Written request » Please convert the lines between the one containing "Patent image size: (1320, 411)." and the one containing "The conveyance carriage 2 is at (460, 127).", inclusive, into a numbered list, leaving out blank lines.

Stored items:
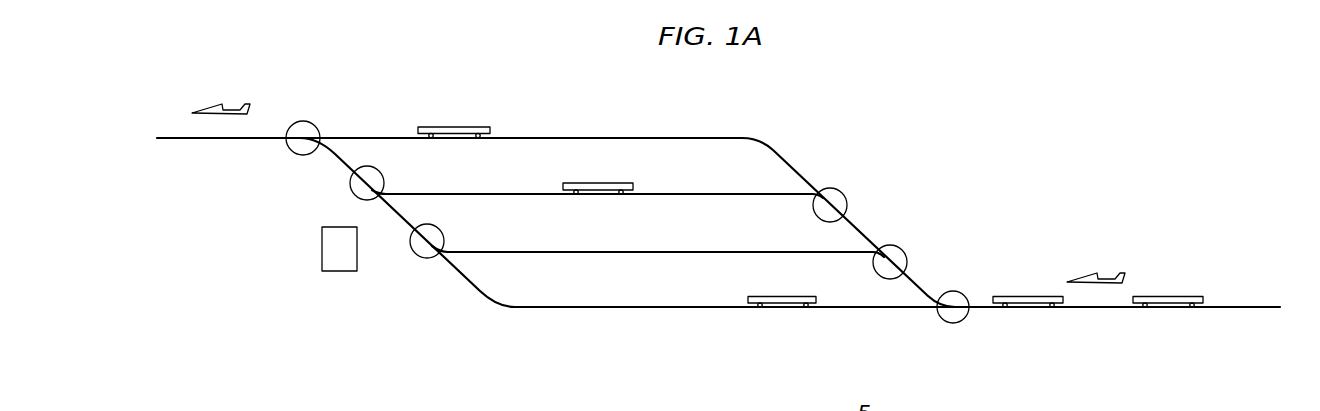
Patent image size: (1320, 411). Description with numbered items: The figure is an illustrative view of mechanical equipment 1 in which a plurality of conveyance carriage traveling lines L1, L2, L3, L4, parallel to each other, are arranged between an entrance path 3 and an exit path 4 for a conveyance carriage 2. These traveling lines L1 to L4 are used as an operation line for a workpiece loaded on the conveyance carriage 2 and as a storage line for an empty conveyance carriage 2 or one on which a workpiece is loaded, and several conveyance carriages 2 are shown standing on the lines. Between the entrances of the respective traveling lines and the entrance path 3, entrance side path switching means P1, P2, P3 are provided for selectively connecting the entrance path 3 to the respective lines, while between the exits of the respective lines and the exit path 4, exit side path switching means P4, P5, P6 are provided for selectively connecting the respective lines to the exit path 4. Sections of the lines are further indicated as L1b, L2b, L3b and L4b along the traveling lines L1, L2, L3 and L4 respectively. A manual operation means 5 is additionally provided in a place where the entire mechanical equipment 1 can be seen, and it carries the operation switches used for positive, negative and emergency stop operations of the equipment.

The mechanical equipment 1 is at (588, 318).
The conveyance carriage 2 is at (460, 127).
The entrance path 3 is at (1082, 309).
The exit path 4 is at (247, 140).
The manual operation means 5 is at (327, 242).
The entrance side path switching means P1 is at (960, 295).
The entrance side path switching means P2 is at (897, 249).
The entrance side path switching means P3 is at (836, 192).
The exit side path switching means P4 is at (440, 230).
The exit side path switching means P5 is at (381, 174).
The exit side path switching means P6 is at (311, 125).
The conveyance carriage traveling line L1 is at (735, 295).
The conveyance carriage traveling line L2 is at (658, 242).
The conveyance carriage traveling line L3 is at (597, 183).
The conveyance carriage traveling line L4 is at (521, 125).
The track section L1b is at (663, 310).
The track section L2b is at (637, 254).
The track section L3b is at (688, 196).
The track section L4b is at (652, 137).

* * *

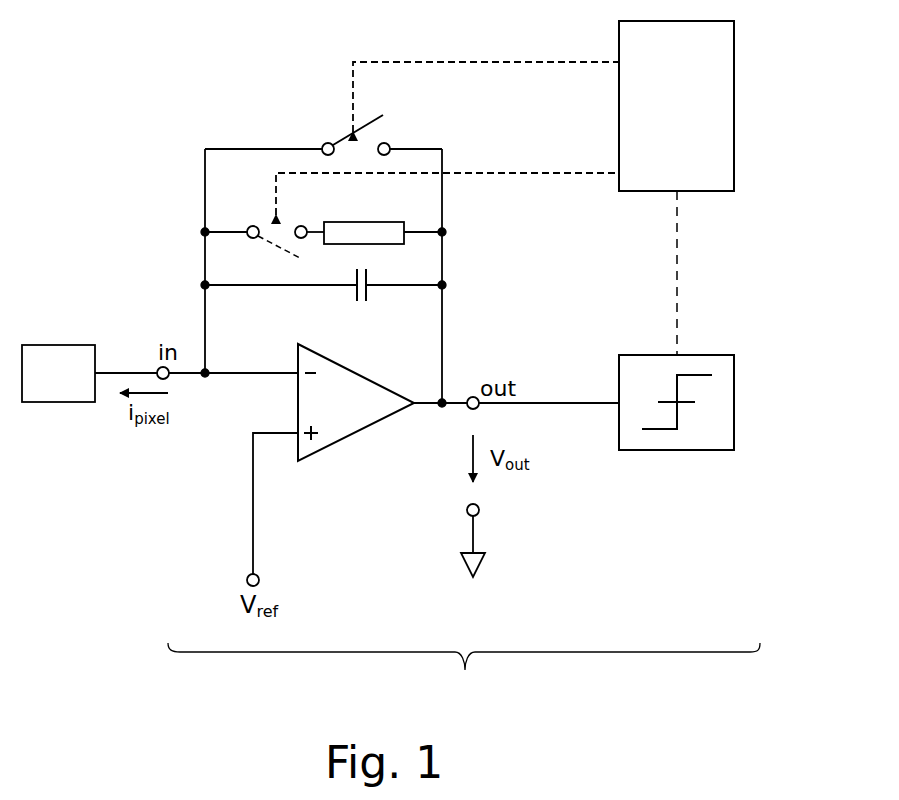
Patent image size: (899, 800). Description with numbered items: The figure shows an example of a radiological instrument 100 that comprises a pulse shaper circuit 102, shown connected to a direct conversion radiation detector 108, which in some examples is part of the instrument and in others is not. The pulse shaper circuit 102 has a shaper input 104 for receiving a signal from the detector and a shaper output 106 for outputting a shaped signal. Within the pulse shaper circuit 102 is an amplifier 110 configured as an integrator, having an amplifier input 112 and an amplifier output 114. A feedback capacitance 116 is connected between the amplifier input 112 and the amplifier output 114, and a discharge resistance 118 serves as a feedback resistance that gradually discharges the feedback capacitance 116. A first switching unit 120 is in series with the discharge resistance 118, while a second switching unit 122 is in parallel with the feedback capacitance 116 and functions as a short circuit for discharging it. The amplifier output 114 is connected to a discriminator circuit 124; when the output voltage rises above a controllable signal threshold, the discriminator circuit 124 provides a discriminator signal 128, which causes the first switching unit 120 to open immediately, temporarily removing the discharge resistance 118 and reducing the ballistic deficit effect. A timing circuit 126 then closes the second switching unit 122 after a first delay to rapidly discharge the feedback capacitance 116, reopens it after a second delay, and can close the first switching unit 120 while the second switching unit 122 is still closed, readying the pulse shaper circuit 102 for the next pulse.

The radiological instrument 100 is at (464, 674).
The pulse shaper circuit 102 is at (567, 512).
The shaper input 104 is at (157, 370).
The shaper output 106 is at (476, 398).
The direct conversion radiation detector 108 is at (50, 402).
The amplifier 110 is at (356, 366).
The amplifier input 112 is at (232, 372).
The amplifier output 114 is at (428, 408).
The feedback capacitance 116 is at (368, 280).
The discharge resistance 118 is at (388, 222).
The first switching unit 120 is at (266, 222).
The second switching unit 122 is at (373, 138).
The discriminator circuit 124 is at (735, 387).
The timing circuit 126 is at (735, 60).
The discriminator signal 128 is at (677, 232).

--

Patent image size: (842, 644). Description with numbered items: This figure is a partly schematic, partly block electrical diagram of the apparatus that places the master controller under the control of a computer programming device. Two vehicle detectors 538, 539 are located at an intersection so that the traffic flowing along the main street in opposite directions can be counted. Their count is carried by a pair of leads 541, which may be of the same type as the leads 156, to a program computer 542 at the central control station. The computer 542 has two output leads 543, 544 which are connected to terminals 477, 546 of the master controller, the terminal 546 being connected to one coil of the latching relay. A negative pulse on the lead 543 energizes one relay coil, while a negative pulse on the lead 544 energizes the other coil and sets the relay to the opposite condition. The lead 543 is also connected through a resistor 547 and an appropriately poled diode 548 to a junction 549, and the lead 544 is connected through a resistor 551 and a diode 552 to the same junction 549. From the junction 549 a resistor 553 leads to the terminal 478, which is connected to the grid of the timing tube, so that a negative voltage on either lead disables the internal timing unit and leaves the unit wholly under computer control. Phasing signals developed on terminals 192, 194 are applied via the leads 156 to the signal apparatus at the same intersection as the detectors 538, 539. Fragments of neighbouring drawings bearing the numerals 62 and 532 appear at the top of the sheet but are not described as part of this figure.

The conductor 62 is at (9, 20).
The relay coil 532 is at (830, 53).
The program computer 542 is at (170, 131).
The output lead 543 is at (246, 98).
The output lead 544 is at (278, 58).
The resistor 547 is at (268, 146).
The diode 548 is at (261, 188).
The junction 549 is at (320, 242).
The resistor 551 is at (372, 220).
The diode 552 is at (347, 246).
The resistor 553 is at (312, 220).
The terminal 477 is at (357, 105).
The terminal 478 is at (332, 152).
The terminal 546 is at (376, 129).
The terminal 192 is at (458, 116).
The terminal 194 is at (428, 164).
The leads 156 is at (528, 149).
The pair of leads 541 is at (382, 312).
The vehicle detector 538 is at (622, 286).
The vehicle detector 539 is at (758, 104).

Solution for this exercise »
1. Patent image size: (1320, 411). Description with numbered items: The figure is an illustrative view of mechanical equipment 1 in which a plurality of conveyance carriage traveling lines L1, L2, L3, L4, parallel to each other, are arranged between an entrance path 3 and an exit path 4 for a conveyance carriage 2. These traveling lines L1 to L4 are used as an operation line for a workpiece loaded on the conveyance carriage 2 and as a storage line for an empty conveyance carriage 2 or one on which a workpiece is loaded, and several conveyance carriages 2 are shown standing on the lines. Between the entrances of the respective traveling lines and the entrance path 3, entrance side path switching means P1, P2, P3 are provided for selectively connecting the entrance path 3 to the respective lines, while between the exits of the respective lines and the exit path 4, exit side path switching means P4, P5, P6 are provided for selectively connecting the respective lines to the exit path 4. Sections of the lines are further indicated as L1b, L2b, L3b and L4b along the traveling lines L1, L2, L3 and L4 respectively. A manual operation means 5 is additionally provided in a place where the entire mechanical equipment 1 can be seen, and it carries the operation switches used for positive, negative and emergency stop operations of the equipment.
2. The mechanical equipment 1 is at (588, 318).
3. The conveyance carriage 2 is at (460, 127).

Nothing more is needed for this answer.